[Element location data]

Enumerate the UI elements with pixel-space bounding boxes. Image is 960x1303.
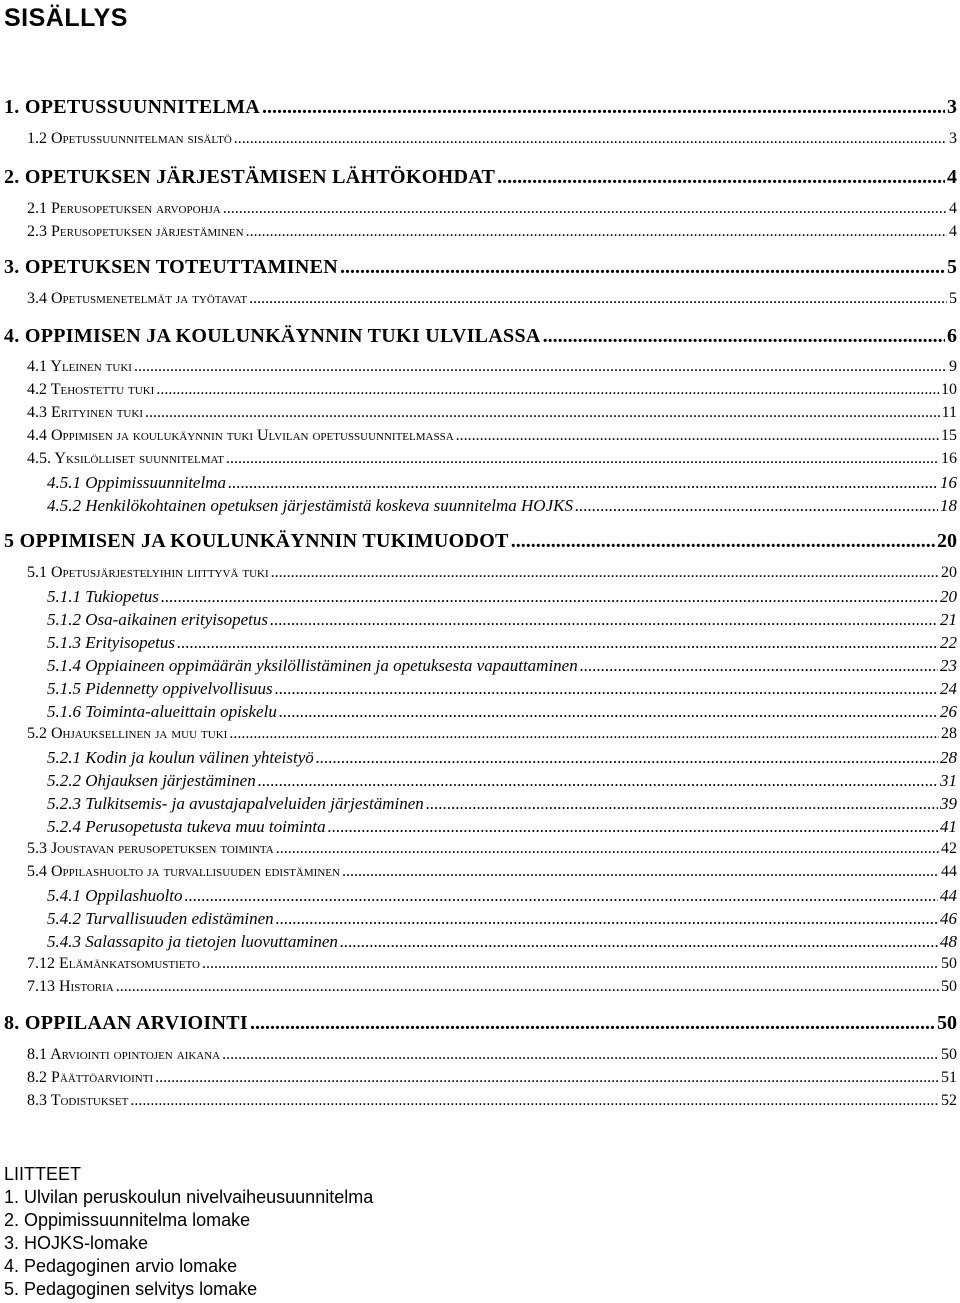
toc-entry-label: 4.2 Tehostettu tuki bbox=[27, 381, 155, 398]
attachment-item: 5. Pedagoginen selvitys lomake bbox=[4, 1279, 258, 1299]
toc-entry-page: 51 bbox=[941, 1069, 957, 1086]
toc-entry-page: 50 bbox=[941, 1046, 957, 1063]
toc-leader-dots bbox=[234, 130, 947, 148]
toc-entry-page: 44 bbox=[941, 863, 957, 880]
toc-entry[interactable] bbox=[27, 863, 957, 881]
toc-leader-dots bbox=[575, 496, 938, 516]
toc-entry[interactable] bbox=[27, 404, 957, 422]
toc-leader-dots bbox=[340, 932, 938, 952]
toc-entry-page: 16 bbox=[940, 473, 957, 492]
toc-entry[interactable] bbox=[27, 223, 957, 241]
toc-entry-label: 2.1 Perusopetuksen arvopohja bbox=[27, 200, 221, 217]
toc-entry[interactable] bbox=[4, 325, 957, 348]
toc-leader-dots bbox=[262, 96, 945, 119]
toc-leader-dots bbox=[276, 909, 938, 929]
toc-leader-dots bbox=[328, 817, 938, 837]
toc-entry-page: 41 bbox=[940, 817, 957, 836]
toc-entry[interactable] bbox=[27, 1092, 957, 1110]
toc-entry[interactable] bbox=[27, 358, 957, 376]
toc-entry[interactable] bbox=[47, 656, 957, 676]
toc-entry-label: 3.4 Opetusmenetelmät ja työtavat bbox=[27, 290, 248, 307]
attachment-item: 4. Pedagoginen arvio lomake bbox=[4, 1256, 238, 1276]
toc-entry-page: 5 bbox=[947, 256, 957, 278]
toc-leader-dots bbox=[275, 679, 938, 699]
toc-entry-page: 50 bbox=[941, 955, 957, 972]
toc-entry[interactable] bbox=[27, 564, 957, 582]
toc-leader-dots bbox=[580, 656, 938, 676]
toc-entry-page: 10 bbox=[941, 381, 957, 398]
toc-entry-page: 28 bbox=[941, 725, 957, 742]
toc-entry-label: 8.3 Todistukset bbox=[27, 1092, 129, 1109]
toc-entry[interactable] bbox=[47, 748, 957, 768]
toc-entry-label: 2.3 Perusopetuksen järjestäminen bbox=[27, 223, 244, 240]
toc-entry[interactable] bbox=[47, 633, 957, 653]
toc-entry-label: 5.2.3 Tulkitsemis- ja avustajapalveluiden järjestäminen bbox=[47, 794, 424, 813]
toc-leader-dots bbox=[249, 290, 947, 308]
toc-entry[interactable] bbox=[27, 290, 957, 308]
toc-leader-dots bbox=[161, 587, 938, 607]
toc-leader-dots bbox=[185, 886, 938, 906]
toc-entry[interactable] bbox=[47, 496, 957, 516]
toc-entry-page: 16 bbox=[941, 450, 957, 467]
toc-leader-dots bbox=[258, 771, 938, 791]
toc-entry-page: 28 bbox=[940, 748, 957, 767]
toc-entry-page: 31 bbox=[940, 771, 957, 790]
toc-entry[interactable] bbox=[4, 530, 957, 553]
toc-entry[interactable] bbox=[27, 1046, 957, 1064]
toc-entry-label: 8. OPPILAAN ARVIOINTI bbox=[4, 1012, 248, 1034]
toc-entry-label: 8.1 Arviointi opintojen aikana bbox=[27, 1046, 221, 1063]
toc-entry[interactable] bbox=[47, 679, 957, 699]
toc-entry[interactable] bbox=[47, 909, 957, 929]
page-title: SISÄLLYS bbox=[4, 4, 128, 32]
toc-entry-page: 3 bbox=[949, 130, 957, 147]
toc-leader-dots bbox=[270, 610, 938, 630]
toc-entry-page: 22 bbox=[940, 633, 957, 652]
toc-entry[interactable] bbox=[27, 381, 957, 399]
toc-entry[interactable] bbox=[47, 702, 957, 722]
toc-leader-dots bbox=[543, 325, 945, 348]
toc-entry-label: 5.1.2 Osa-aikainen erityisopetus bbox=[47, 610, 268, 629]
toc-entry-label: 5.1 Opetusjärjestelyihin liittyvä tuki bbox=[27, 564, 269, 581]
toc-entry-page: 46 bbox=[940, 909, 957, 928]
toc-entry-label: 5.4.3 Salassapito ja tietojen luovuttaminen bbox=[47, 932, 338, 951]
toc-leader-dots bbox=[223, 200, 947, 218]
toc-entry-label: 7.12 Elämänkatsomustieto bbox=[27, 955, 200, 972]
toc-entry[interactable] bbox=[47, 587, 957, 607]
toc-entry-page: 4 bbox=[949, 200, 957, 217]
toc-entry-label: 1. OPETUSSUUNNITELMA bbox=[4, 96, 261, 118]
toc-leader-dots bbox=[456, 427, 939, 445]
toc-entry[interactable] bbox=[47, 932, 957, 952]
toc-entry-page: 24 bbox=[940, 679, 957, 698]
toc-entry[interactable] bbox=[27, 200, 957, 218]
toc-entry-label: 5 OPPIMISEN JA KOULUNKÄYNNIN TUKIMUODOT bbox=[4, 530, 509, 552]
toc-entry[interactable] bbox=[47, 771, 957, 791]
toc-entry-page: 48 bbox=[940, 932, 957, 951]
toc-entry-page: 20 bbox=[941, 564, 957, 581]
toc-entry[interactable] bbox=[27, 978, 957, 996]
toc-entry-label: 1.2 Opetussuunnitelman sisältö bbox=[27, 130, 232, 147]
toc-entry-page: 11 bbox=[941, 404, 957, 421]
toc-leader-dots bbox=[145, 404, 940, 422]
toc-entry-label: 4.3 Erityinen tuki bbox=[27, 404, 143, 421]
toc-entry-page: 50 bbox=[941, 978, 957, 995]
toc-entry-page: 4 bbox=[947, 166, 957, 188]
toc-leader-dots bbox=[497, 166, 945, 189]
attachments-section bbox=[4, 1163, 373, 1301]
toc-entry-page: 52 bbox=[941, 1092, 957, 1109]
toc-entry-label: 5.4.2 Turvallisuuden edistäminen bbox=[47, 909, 274, 928]
toc-leader-dots bbox=[130, 1092, 939, 1110]
toc-entry-page: 26 bbox=[940, 702, 957, 721]
toc-entry-page: 5 bbox=[949, 290, 957, 307]
toc-entry-page: 21 bbox=[940, 610, 957, 629]
toc-entry-label: 5.4.1 Oppilashuolto bbox=[47, 886, 183, 905]
toc-entry-page: 9 bbox=[949, 358, 957, 375]
toc-leader-dots bbox=[177, 633, 938, 653]
toc-entry-page: 3 bbox=[947, 96, 957, 118]
toc-entry[interactable] bbox=[27, 955, 957, 973]
toc-entry-page: 39 bbox=[940, 794, 957, 813]
toc-leader-dots bbox=[229, 725, 939, 743]
toc-leader-dots bbox=[134, 358, 947, 376]
toc-leader-dots bbox=[202, 955, 939, 973]
toc-entry[interactable] bbox=[27, 450, 957, 468]
toc-leader-dots bbox=[511, 530, 935, 553]
toc-entry[interactable] bbox=[4, 1012, 957, 1035]
toc-entry-page: 4 bbox=[949, 223, 957, 240]
toc-entry-page: 6 bbox=[947, 325, 957, 347]
toc-entry-label: 5.2.4 Perusopetusta tukeva muu toiminta bbox=[47, 817, 326, 836]
toc-entry[interactable] bbox=[27, 130, 957, 148]
toc-leader-dots bbox=[228, 473, 938, 493]
attachment-item: 1. Ulvilan peruskoulun nivelvaiheusuunnitelma bbox=[4, 1187, 374, 1207]
toc-entry-page: 44 bbox=[940, 886, 957, 905]
toc-leader-dots bbox=[340, 256, 945, 279]
toc-leader-dots bbox=[226, 450, 939, 468]
toc-entry-label: 8.2 Päättöarviointi bbox=[27, 1069, 154, 1086]
attachment-item: 3. HOJKS-lomake bbox=[4, 1233, 149, 1253]
toc-entry-label: 4.5.2 Henkilökohtainen opetuksen järjestämistä koskeva suunnitelma HOJKS bbox=[47, 496, 573, 515]
toc-leader-dots bbox=[155, 1069, 939, 1087]
toc-leader-dots bbox=[250, 1012, 935, 1035]
toc-entry[interactable] bbox=[27, 725, 957, 743]
toc-leader-dots bbox=[246, 223, 947, 241]
toc-entry[interactable] bbox=[47, 610, 957, 630]
toc-entry[interactable] bbox=[27, 427, 957, 445]
toc-entry[interactable] bbox=[4, 96, 957, 119]
toc-entry-page: 15 bbox=[941, 427, 957, 444]
toc-leader-dots bbox=[279, 702, 938, 722]
toc-leader-dots bbox=[156, 381, 939, 399]
toc-entry-page: 50 bbox=[937, 1012, 957, 1034]
toc-entry-page: 20 bbox=[937, 530, 957, 552]
toc-entry-page: 42 bbox=[941, 840, 957, 857]
toc-entry[interactable] bbox=[27, 1069, 957, 1087]
toc-entry-page: 20 bbox=[940, 587, 957, 606]
toc-entry-label: 2. OPETUKSEN JÄRJESTÄMISEN LÄHTÖKOHDAT bbox=[4, 166, 496, 188]
toc-entry[interactable] bbox=[27, 840, 957, 858]
toc-entry[interactable] bbox=[47, 473, 957, 493]
toc-leader-dots bbox=[116, 978, 939, 996]
toc-entry-label: 5.1.4 Oppiaineen oppimäärän yksilöllistäminen ja opetuksesta vapauttaminen bbox=[47, 656, 578, 675]
toc-entry-page: 18 bbox=[940, 496, 957, 515]
toc-entry-label: 4.1 Yleinen tuki bbox=[27, 358, 132, 375]
toc-entry-label: 4.5. Yksilölliset suunnitelmat bbox=[27, 450, 224, 467]
toc-entry[interactable] bbox=[4, 166, 957, 189]
toc-entry-label: 5.4 Oppilashuolto ja turvallisuuden edistäminen bbox=[27, 863, 340, 880]
toc-entry-label: 3. OPETUKSEN TOTEUTTAMINEN bbox=[4, 256, 338, 278]
toc-leader-dots bbox=[222, 1046, 939, 1064]
toc-entry-page: 23 bbox=[940, 656, 957, 675]
toc-leader-dots bbox=[316, 748, 938, 768]
toc-entry[interactable] bbox=[47, 794, 957, 814]
toc-leader-dots bbox=[342, 863, 939, 881]
toc-entry-label: 5.2.2 Ohjauksen järjestäminen bbox=[47, 771, 256, 790]
toc-entry-label: 5.1.5 Pidennetty oppivelvollisuus bbox=[47, 679, 273, 698]
toc-entry-label: 5.1.1 Tukiopetus bbox=[47, 587, 159, 606]
toc-entry-label: 4. OPPIMISEN JA KOULUNKÄYNNIN TUKI ULVILASSA bbox=[4, 325, 541, 347]
toc-leader-dots bbox=[426, 794, 938, 814]
toc-entry-label: 5.1.3 Erityisopetus bbox=[47, 633, 175, 652]
toc-entry-label: 5.1.6 Toiminta-alueittain opiskelu bbox=[47, 702, 277, 721]
toc-entry[interactable] bbox=[47, 886, 957, 906]
toc-entry-label: 4.5.1 Oppimissuunnitelma bbox=[47, 473, 226, 492]
toc-entry-label: 5.2 Ohjauksellinen ja muu tuki bbox=[27, 725, 228, 742]
attachments-heading: LIITTEET bbox=[4, 1164, 82, 1184]
toc-leader-dots bbox=[276, 840, 939, 858]
toc-leader-dots bbox=[271, 564, 939, 582]
toc-entry-label: 7.13 Historia bbox=[27, 978, 114, 995]
toc-entry-label: 4.4 Oppimisen ja koulukäynnin tuki Ulvilan opetussuunnitelmassa bbox=[27, 427, 454, 444]
toc-entry-label: 5.2.1 Kodin ja koulun välinen yhteistyö bbox=[47, 748, 314, 767]
toc-entry[interactable] bbox=[4, 256, 957, 279]
attachment-item: 2. Oppimissuunnitelma lomake bbox=[4, 1210, 251, 1230]
toc-entry-label: 5.3 Joustavan perusopetuksen toiminta bbox=[27, 840, 274, 857]
toc-entry[interactable] bbox=[47, 817, 957, 837]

*EXERCISE OBJECTIVE*.
Begin at the line that contains "toc-entry-label: 4.2 Tehostettu" and stop after the line that contains "toc-entry[interactable] bbox=[27, 863, 957, 881]". Turn those rows into a JSON list of strings, one string per line, leaving out any blank lines.

*COMPLETED TASK*.
[
  "toc-entry-label: 4.2 Tehostettu tuki bbox=[27, 381, 155, 398]",
  "attachment-item: 5. Pedagoginen selvitys lomake bbox=[4, 1279, 258, 1299]",
  "toc-entry-page: 51 bbox=[941, 1069, 957, 1086]",
  "toc-entry-page: 50 bbox=[941, 1046, 957, 1063]",
  "toc-leader-dots bbox=[234, 130, 947, 148]",
  "toc-entry-page: 44 bbox=[941, 863, 957, 880]",
  "toc-entry[interactable] bbox=[27, 863, 957, 881]"
]